WHAT TO WORK ON: Every line below that mentions the word "Heat" should be copied out.

DATA FOR THIS TASK:
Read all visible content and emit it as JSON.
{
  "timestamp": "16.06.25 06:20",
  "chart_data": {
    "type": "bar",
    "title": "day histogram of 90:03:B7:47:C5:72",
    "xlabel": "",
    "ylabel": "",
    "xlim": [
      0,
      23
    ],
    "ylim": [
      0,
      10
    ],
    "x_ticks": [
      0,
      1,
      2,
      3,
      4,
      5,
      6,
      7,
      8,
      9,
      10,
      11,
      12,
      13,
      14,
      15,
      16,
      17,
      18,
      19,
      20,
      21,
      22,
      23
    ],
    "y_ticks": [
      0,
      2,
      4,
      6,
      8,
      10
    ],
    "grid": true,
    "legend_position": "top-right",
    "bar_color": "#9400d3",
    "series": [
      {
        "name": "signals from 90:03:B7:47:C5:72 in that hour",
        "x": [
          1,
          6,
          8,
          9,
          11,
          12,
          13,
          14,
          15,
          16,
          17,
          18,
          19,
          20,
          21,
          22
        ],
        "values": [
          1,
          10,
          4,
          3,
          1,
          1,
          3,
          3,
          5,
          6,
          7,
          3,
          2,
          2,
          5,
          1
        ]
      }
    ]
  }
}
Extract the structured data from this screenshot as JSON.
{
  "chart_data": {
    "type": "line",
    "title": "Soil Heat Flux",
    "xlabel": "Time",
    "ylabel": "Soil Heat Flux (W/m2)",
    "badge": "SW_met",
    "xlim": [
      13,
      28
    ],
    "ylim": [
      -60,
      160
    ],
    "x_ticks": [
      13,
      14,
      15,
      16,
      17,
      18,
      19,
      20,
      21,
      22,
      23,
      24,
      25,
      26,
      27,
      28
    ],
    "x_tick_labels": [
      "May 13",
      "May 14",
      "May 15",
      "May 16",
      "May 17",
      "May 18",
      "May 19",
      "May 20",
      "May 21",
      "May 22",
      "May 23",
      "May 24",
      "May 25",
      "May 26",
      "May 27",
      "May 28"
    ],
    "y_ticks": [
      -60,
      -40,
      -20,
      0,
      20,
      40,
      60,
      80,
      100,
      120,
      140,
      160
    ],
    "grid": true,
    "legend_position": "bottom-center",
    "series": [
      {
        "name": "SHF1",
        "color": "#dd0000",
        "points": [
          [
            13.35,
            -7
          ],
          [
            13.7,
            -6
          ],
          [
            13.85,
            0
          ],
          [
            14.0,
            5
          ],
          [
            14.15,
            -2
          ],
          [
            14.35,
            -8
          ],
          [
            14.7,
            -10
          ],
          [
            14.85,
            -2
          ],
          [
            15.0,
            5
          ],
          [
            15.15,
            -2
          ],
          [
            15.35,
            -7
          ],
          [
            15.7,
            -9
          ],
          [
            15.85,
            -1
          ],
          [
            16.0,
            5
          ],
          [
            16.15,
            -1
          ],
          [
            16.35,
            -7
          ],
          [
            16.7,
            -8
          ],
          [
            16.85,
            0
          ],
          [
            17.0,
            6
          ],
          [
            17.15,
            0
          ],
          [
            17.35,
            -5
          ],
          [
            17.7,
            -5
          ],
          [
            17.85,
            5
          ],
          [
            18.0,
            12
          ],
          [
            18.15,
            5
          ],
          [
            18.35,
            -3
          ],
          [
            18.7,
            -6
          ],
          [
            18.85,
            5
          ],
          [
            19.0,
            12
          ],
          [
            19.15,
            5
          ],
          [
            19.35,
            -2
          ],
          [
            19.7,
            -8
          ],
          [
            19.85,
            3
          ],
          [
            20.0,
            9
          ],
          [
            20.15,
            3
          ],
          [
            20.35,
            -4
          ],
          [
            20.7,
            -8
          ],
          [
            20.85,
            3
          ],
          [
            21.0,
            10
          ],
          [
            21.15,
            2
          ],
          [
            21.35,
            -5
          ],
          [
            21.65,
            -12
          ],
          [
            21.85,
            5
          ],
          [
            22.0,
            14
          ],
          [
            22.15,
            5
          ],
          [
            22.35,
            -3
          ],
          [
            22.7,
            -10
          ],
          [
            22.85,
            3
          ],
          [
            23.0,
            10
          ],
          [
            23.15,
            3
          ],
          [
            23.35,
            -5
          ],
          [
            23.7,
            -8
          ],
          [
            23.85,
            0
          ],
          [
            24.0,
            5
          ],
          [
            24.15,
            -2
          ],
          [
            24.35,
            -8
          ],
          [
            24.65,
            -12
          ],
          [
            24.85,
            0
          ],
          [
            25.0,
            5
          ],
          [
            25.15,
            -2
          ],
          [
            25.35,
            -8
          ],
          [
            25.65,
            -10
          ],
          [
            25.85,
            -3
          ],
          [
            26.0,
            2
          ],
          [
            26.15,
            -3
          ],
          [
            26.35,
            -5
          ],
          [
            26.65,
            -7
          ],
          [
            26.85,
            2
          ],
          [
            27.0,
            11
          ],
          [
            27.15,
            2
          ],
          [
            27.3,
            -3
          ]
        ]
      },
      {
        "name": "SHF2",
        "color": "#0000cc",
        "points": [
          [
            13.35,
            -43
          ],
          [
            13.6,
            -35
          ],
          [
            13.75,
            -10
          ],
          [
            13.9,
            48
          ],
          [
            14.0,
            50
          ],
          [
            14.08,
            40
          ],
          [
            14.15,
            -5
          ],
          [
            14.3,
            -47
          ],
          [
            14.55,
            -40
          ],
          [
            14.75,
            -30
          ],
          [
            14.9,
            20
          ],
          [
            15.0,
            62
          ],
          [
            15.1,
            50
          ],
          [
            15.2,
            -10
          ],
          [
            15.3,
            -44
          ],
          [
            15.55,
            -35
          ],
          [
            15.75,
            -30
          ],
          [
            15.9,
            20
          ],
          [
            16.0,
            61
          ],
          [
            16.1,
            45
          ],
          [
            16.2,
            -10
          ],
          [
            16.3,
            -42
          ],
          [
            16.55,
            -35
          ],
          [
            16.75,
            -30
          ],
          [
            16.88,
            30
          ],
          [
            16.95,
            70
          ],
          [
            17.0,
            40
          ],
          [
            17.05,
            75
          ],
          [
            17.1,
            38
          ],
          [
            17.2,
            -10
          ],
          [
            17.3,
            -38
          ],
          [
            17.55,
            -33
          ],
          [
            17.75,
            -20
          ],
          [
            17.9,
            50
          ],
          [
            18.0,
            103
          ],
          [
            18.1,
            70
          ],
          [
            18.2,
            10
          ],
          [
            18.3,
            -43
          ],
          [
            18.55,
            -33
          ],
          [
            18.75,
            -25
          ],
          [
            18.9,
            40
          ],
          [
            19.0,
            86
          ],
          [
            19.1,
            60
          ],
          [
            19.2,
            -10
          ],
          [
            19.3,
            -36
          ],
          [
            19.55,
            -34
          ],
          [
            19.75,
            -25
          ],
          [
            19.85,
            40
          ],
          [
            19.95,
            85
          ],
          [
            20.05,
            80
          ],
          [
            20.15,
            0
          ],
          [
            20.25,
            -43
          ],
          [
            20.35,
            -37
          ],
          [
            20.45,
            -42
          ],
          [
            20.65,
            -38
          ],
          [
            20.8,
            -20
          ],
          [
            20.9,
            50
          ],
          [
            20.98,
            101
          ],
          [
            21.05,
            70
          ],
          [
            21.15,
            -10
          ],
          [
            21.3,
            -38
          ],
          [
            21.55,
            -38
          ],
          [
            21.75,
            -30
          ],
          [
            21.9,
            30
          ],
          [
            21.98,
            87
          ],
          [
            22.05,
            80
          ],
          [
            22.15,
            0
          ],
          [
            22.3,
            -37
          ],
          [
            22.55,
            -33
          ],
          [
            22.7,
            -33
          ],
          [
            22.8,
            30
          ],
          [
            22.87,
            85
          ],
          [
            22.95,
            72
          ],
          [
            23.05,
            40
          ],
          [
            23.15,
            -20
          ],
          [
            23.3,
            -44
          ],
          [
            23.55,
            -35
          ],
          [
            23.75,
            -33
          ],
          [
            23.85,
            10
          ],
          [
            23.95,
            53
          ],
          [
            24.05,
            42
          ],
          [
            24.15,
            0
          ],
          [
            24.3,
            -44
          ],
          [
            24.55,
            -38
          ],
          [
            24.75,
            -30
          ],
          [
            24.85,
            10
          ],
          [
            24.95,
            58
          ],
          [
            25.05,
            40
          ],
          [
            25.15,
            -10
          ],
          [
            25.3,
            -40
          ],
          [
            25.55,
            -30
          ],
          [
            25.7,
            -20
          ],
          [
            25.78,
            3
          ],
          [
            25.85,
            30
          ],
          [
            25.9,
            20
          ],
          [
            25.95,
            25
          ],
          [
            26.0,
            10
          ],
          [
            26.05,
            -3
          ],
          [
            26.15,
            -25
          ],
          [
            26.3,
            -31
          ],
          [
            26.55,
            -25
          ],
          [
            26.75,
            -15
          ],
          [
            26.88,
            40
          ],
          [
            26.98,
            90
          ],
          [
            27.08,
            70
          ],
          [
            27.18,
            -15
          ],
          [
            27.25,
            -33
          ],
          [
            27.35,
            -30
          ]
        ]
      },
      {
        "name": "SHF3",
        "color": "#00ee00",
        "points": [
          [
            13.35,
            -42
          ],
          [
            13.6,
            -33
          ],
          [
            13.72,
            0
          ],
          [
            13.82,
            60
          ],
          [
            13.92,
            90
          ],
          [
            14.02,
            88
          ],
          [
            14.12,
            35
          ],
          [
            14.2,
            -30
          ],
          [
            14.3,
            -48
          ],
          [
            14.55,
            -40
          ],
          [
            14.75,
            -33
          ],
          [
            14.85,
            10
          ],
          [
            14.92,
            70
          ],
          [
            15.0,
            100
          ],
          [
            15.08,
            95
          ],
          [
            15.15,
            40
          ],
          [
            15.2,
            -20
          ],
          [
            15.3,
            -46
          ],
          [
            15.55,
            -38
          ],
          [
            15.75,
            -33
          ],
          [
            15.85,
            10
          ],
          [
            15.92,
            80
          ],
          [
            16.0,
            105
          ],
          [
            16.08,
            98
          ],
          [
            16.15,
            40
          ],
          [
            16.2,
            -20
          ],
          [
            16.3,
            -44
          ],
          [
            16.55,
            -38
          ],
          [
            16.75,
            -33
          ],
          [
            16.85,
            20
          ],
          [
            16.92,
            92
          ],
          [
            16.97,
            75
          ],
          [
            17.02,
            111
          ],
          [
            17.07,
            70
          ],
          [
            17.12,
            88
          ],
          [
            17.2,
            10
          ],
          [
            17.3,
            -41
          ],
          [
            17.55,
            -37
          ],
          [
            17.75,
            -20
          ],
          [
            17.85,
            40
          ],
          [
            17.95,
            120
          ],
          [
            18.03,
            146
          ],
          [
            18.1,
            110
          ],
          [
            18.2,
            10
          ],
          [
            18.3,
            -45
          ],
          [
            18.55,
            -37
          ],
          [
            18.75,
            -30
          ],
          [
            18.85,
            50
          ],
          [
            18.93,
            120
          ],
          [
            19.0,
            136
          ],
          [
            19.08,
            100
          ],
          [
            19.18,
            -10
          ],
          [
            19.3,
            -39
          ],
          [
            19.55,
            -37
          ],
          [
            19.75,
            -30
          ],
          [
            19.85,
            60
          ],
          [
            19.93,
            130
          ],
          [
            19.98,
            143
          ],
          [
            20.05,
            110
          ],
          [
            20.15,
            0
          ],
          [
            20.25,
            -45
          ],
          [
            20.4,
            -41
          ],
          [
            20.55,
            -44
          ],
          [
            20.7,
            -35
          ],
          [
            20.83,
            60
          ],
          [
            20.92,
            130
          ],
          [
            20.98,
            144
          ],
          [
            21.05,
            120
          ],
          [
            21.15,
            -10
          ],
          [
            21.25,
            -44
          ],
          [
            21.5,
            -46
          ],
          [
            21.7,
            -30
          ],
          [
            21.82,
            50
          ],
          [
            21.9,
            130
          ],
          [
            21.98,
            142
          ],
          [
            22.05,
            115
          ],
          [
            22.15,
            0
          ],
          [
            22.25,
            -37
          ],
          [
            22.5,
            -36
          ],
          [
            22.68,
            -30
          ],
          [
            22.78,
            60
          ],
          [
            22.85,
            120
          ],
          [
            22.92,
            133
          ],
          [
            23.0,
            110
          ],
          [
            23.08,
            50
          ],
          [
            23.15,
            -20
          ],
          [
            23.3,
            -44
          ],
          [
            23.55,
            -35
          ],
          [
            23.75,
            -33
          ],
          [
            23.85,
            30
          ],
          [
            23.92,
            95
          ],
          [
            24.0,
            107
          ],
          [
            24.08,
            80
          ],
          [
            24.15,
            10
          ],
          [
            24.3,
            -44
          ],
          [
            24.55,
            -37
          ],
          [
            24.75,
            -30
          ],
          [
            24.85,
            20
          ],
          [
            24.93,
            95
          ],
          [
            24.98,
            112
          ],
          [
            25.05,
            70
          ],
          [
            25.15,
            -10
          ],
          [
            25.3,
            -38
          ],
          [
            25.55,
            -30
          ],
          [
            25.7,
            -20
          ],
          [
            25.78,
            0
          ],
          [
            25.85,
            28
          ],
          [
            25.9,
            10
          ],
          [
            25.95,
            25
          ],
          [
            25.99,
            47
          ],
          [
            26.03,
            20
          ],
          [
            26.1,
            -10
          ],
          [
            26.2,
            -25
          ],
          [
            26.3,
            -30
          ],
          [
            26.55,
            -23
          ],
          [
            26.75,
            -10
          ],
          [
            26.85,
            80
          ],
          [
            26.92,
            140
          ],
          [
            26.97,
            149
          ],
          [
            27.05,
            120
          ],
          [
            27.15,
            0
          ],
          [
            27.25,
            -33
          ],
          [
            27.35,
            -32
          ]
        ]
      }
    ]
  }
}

SOLVED EXERCISE:
    "title": "Soil Heat Flux",
    "ylabel": "Soil Heat Flux (W/m2)",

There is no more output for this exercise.